__What you need to do__: Look over the lines below. Report each one that includes the string "this".

•••••

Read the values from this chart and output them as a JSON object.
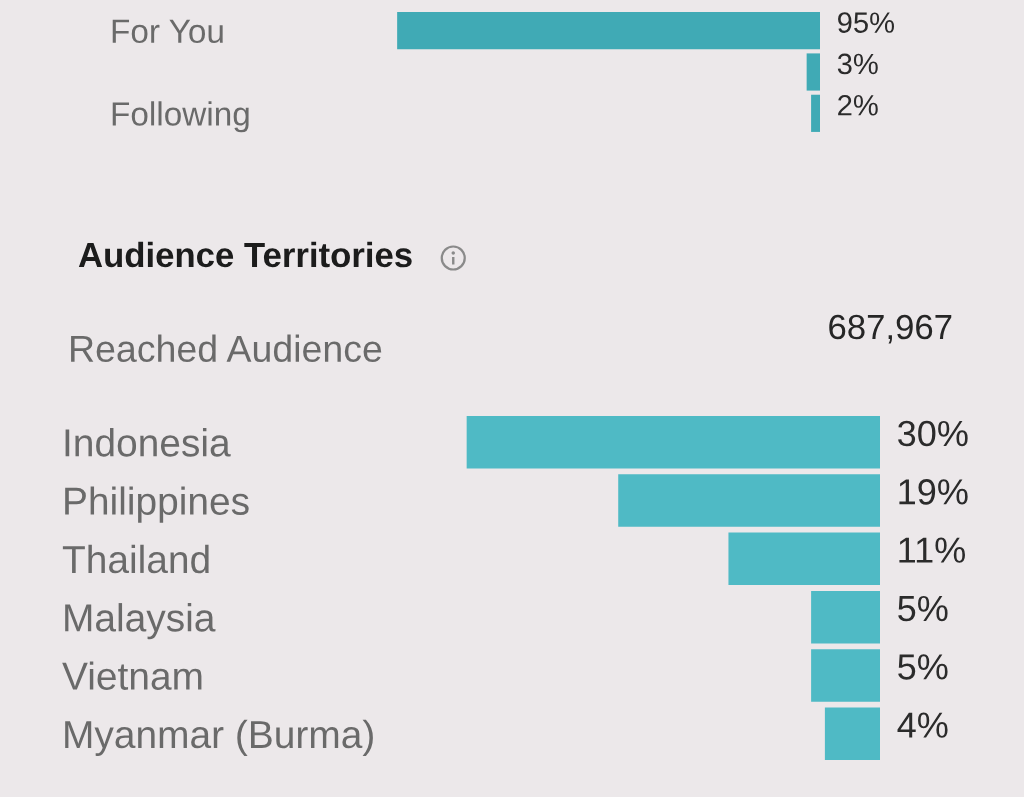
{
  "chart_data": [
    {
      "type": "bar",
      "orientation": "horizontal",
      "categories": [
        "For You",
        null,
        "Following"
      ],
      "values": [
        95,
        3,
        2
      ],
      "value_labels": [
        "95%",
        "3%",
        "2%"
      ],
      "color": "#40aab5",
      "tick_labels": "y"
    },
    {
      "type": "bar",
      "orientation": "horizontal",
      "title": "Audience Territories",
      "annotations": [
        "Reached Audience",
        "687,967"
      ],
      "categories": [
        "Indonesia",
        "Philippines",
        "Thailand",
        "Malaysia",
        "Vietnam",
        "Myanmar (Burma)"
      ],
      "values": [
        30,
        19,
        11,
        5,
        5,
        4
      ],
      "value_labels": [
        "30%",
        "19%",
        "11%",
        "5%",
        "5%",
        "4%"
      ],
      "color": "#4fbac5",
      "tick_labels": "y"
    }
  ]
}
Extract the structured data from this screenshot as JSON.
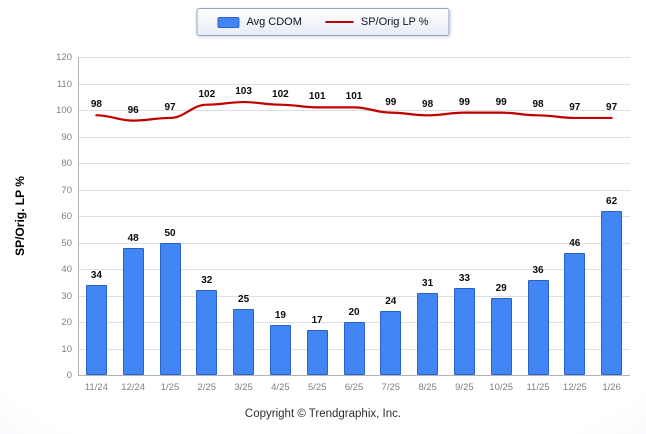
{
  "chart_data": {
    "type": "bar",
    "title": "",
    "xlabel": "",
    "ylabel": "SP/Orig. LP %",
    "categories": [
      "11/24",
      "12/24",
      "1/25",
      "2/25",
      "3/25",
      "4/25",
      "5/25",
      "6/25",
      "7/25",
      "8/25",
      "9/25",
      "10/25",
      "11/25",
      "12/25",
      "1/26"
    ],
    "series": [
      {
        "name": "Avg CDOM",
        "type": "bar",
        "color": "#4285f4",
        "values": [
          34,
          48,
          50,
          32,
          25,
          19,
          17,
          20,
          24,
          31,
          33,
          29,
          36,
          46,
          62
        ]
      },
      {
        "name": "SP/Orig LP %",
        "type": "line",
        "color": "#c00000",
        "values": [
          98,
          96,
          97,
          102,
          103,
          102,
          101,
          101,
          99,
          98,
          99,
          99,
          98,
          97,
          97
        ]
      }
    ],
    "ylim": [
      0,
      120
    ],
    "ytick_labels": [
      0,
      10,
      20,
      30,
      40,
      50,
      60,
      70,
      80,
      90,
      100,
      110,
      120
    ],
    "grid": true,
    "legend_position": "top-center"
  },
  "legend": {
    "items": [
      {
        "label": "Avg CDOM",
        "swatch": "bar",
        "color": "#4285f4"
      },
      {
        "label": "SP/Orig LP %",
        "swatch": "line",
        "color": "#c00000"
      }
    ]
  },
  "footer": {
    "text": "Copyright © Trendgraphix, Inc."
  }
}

•••••

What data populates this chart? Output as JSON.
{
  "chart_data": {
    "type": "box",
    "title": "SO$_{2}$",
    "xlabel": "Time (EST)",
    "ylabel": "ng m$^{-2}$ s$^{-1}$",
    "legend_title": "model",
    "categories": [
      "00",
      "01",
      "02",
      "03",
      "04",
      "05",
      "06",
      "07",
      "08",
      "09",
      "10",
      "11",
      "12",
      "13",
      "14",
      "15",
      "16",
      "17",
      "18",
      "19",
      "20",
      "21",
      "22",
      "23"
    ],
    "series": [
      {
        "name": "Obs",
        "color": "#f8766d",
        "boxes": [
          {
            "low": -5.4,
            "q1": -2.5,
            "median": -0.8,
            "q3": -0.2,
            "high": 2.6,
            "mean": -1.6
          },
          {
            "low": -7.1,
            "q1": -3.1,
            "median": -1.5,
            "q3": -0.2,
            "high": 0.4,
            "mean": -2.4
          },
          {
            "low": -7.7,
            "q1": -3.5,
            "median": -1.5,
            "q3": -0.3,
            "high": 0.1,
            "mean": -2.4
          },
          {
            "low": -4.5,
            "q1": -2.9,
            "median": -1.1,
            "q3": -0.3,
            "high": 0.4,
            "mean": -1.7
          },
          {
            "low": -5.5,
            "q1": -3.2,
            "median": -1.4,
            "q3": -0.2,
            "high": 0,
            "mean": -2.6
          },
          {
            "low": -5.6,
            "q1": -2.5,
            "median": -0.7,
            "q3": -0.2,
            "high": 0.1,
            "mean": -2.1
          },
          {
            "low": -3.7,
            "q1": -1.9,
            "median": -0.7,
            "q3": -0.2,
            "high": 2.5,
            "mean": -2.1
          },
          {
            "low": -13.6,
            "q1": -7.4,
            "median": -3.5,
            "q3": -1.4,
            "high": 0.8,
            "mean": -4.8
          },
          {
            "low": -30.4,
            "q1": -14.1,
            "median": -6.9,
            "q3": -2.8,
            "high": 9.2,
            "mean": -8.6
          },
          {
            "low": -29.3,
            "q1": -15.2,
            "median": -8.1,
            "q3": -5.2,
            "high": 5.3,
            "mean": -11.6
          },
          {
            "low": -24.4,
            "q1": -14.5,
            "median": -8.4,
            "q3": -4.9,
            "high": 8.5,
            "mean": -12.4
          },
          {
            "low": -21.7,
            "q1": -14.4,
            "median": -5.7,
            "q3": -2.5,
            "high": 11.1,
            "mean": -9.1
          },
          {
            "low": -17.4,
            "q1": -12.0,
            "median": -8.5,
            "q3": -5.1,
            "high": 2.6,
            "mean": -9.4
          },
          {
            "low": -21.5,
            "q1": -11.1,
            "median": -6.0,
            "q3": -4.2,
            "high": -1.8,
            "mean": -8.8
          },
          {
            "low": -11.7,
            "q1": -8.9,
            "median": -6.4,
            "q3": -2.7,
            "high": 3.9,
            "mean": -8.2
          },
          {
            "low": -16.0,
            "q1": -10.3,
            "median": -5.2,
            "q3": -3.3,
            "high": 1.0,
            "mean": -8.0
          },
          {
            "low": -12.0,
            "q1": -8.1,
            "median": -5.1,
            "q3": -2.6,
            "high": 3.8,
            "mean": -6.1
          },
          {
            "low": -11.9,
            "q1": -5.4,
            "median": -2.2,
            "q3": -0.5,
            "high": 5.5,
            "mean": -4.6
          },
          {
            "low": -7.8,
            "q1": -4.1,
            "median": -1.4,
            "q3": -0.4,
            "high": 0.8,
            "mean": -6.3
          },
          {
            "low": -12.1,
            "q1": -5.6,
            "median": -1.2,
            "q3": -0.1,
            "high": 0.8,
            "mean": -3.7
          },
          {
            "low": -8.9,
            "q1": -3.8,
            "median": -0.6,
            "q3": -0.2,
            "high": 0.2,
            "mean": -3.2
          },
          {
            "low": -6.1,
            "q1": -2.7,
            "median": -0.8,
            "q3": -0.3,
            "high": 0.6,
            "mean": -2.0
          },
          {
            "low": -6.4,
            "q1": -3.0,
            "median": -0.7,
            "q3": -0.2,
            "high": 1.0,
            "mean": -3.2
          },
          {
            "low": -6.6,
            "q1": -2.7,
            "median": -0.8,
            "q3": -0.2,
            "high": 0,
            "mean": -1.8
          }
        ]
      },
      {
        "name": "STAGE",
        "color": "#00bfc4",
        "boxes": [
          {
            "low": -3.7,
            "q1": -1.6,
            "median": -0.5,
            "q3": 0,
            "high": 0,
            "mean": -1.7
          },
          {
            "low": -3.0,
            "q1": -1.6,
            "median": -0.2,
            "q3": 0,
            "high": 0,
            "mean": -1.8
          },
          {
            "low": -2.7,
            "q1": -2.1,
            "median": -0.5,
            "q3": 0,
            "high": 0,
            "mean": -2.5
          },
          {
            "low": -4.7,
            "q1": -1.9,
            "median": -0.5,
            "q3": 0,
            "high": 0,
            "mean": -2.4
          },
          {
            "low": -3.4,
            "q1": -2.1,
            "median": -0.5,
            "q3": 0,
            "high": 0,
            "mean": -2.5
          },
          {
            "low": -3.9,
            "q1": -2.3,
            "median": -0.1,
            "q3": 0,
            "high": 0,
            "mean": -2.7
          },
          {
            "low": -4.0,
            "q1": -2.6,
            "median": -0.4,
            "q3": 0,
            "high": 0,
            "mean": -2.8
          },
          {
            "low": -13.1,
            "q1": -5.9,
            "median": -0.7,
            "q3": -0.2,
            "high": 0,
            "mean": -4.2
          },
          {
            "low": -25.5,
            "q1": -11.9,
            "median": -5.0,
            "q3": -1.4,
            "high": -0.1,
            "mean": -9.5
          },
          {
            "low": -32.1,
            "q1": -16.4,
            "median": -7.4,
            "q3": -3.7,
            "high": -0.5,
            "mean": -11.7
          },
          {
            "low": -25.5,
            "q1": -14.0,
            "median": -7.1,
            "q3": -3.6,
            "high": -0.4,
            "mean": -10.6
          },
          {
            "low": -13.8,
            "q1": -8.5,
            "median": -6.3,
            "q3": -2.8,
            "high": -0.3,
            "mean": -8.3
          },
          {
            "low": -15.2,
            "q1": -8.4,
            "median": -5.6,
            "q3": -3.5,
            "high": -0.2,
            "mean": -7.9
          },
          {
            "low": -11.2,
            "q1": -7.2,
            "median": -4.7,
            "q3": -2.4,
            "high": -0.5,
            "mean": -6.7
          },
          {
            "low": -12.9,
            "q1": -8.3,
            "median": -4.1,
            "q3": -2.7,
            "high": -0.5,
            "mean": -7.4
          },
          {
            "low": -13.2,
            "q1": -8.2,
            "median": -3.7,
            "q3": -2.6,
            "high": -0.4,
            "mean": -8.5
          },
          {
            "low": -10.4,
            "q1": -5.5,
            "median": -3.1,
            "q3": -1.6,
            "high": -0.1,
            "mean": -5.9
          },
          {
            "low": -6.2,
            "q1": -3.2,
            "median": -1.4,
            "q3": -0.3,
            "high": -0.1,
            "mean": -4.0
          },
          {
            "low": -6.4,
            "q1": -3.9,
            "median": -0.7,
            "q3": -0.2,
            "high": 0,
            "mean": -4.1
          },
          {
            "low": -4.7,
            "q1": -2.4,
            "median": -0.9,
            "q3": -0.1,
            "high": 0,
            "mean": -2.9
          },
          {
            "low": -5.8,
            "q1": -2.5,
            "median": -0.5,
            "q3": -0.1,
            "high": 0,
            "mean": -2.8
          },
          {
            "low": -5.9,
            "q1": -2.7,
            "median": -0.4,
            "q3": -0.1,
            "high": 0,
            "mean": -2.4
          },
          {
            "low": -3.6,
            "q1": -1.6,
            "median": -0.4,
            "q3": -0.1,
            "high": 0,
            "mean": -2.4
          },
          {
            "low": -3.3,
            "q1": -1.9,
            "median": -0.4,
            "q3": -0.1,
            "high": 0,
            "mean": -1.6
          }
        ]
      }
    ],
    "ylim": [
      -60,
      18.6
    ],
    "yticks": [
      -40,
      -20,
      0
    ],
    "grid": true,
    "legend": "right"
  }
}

•••••

__The response__:
Read the values from this chart and output them as a JSON object.
Extract the structured data from this screenshot as JSON.
What data populates this chart? Output as JSON.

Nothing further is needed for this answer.